-- Start Extracted entries --

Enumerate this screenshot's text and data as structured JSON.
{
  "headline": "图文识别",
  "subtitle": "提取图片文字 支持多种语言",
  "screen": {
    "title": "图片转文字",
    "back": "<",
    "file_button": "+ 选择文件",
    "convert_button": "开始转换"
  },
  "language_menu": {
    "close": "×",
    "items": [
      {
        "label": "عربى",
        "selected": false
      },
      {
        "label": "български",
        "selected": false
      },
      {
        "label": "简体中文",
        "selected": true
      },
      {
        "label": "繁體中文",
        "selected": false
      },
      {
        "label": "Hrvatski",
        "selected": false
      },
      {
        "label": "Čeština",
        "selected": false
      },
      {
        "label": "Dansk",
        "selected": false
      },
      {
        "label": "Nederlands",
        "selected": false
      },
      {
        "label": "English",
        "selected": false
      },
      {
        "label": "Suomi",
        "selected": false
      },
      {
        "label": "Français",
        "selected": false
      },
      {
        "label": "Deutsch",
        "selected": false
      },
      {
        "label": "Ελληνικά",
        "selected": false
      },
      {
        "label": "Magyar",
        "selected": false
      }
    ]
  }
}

-- End Extracted entries --
-- Start Extracted entries --

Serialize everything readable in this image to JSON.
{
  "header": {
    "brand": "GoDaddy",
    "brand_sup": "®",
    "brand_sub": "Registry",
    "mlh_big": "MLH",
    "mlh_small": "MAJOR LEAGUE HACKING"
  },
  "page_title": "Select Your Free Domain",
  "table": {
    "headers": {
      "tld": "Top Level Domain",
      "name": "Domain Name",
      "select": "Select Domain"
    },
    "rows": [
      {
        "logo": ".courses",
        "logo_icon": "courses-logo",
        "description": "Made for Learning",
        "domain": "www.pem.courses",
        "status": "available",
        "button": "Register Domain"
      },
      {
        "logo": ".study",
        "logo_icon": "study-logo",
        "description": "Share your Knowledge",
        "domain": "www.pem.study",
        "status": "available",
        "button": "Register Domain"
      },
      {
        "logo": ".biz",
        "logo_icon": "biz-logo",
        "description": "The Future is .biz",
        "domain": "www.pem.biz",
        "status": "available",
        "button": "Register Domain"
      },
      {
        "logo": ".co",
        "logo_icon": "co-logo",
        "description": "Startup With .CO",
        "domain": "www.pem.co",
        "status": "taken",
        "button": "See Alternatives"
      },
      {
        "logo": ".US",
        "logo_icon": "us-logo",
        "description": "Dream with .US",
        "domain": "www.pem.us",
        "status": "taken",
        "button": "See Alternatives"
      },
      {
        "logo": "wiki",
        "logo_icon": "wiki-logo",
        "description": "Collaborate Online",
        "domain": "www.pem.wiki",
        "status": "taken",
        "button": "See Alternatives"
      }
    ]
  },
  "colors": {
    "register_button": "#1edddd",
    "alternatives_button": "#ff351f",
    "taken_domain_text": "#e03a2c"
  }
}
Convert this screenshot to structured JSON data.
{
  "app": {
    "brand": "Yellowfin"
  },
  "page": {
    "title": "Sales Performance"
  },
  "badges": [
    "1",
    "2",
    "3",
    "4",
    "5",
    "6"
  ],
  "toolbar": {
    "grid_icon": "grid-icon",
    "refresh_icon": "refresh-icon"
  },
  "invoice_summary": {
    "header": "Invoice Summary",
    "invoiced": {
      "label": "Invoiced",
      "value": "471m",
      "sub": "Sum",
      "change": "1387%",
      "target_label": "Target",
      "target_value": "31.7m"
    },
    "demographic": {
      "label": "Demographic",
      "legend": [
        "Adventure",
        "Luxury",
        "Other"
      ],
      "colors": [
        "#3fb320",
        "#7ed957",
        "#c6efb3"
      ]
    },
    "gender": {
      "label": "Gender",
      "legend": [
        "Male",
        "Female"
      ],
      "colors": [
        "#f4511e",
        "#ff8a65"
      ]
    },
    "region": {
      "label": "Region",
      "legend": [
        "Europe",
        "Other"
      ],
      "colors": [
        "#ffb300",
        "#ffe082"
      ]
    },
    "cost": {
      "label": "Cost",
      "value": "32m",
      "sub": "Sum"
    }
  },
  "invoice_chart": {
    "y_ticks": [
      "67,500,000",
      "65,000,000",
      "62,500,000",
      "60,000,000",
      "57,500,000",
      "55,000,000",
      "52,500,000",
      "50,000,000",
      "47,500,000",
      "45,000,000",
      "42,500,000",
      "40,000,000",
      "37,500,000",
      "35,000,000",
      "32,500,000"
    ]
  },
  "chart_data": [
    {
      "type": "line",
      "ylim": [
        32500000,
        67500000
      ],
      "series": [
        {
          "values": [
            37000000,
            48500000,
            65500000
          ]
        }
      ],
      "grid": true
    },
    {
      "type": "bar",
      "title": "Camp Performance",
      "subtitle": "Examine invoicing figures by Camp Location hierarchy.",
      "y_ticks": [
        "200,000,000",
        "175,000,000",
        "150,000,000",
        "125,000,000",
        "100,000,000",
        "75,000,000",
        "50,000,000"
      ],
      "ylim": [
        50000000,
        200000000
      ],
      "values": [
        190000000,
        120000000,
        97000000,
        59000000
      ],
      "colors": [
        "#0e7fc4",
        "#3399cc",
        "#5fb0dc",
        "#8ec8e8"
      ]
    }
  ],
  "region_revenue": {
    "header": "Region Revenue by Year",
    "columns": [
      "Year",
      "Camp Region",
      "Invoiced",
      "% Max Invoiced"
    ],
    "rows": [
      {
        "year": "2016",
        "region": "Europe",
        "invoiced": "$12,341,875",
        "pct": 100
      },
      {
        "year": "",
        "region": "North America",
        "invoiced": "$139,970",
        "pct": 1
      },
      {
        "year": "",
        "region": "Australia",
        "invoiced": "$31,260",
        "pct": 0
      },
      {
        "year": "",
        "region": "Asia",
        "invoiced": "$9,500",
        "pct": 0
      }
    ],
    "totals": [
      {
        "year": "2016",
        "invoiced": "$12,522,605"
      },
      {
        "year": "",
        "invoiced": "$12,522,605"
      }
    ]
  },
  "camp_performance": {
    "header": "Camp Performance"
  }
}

-- End Extracted entries --
-- Start Extracted entries --

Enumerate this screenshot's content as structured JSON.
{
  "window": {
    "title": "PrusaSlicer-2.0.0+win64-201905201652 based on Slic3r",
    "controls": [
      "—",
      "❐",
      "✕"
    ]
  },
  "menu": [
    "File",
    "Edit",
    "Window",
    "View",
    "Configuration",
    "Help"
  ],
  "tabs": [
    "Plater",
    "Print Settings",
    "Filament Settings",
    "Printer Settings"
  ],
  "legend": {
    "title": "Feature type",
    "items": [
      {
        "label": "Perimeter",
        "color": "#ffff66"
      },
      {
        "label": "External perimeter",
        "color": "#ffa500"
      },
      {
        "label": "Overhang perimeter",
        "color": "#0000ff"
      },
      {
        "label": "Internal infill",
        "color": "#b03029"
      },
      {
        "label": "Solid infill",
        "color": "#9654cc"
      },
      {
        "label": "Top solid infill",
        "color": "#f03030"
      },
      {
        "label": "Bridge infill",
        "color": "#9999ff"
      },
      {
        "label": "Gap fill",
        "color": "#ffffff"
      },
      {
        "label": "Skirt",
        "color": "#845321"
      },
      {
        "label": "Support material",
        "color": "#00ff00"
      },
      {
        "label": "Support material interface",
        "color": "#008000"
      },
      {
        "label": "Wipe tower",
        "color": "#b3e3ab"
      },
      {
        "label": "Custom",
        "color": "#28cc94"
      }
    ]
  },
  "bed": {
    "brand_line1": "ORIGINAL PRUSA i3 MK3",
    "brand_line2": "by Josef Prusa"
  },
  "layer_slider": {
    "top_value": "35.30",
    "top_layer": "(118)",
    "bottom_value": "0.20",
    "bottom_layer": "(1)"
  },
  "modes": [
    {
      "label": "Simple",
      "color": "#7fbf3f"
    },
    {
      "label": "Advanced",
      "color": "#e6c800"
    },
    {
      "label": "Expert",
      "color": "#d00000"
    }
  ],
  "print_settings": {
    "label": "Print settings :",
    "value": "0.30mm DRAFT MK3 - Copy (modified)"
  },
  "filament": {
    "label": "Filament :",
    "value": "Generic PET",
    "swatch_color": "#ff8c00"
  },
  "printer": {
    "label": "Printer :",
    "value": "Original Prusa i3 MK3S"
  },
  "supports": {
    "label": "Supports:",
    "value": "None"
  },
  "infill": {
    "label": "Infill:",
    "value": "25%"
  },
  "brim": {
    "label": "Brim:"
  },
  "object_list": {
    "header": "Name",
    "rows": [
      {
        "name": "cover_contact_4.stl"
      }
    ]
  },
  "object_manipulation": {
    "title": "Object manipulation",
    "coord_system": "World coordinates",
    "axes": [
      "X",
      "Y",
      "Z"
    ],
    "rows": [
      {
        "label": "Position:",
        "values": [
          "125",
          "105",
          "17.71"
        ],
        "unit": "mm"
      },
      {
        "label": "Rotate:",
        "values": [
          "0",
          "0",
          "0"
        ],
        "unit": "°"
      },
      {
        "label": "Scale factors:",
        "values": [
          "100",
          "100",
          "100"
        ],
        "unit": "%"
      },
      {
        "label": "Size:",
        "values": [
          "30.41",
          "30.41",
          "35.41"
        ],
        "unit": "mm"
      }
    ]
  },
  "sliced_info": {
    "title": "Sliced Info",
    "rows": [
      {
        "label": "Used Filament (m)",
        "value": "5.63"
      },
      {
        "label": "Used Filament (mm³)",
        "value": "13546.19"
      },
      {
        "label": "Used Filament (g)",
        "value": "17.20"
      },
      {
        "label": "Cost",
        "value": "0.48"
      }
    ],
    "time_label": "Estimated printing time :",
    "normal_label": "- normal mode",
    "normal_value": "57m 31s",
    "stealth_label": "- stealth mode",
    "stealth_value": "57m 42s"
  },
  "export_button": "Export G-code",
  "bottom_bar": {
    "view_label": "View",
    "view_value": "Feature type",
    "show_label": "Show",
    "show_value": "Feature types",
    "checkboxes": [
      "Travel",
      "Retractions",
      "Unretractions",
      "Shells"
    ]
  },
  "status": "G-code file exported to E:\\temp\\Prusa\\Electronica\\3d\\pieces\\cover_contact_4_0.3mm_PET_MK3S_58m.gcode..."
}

-- End Extracted entries --

In the listing, find all lines with the string "material" and copy them.

        "label": "Support material",
        "label": "Support material interface",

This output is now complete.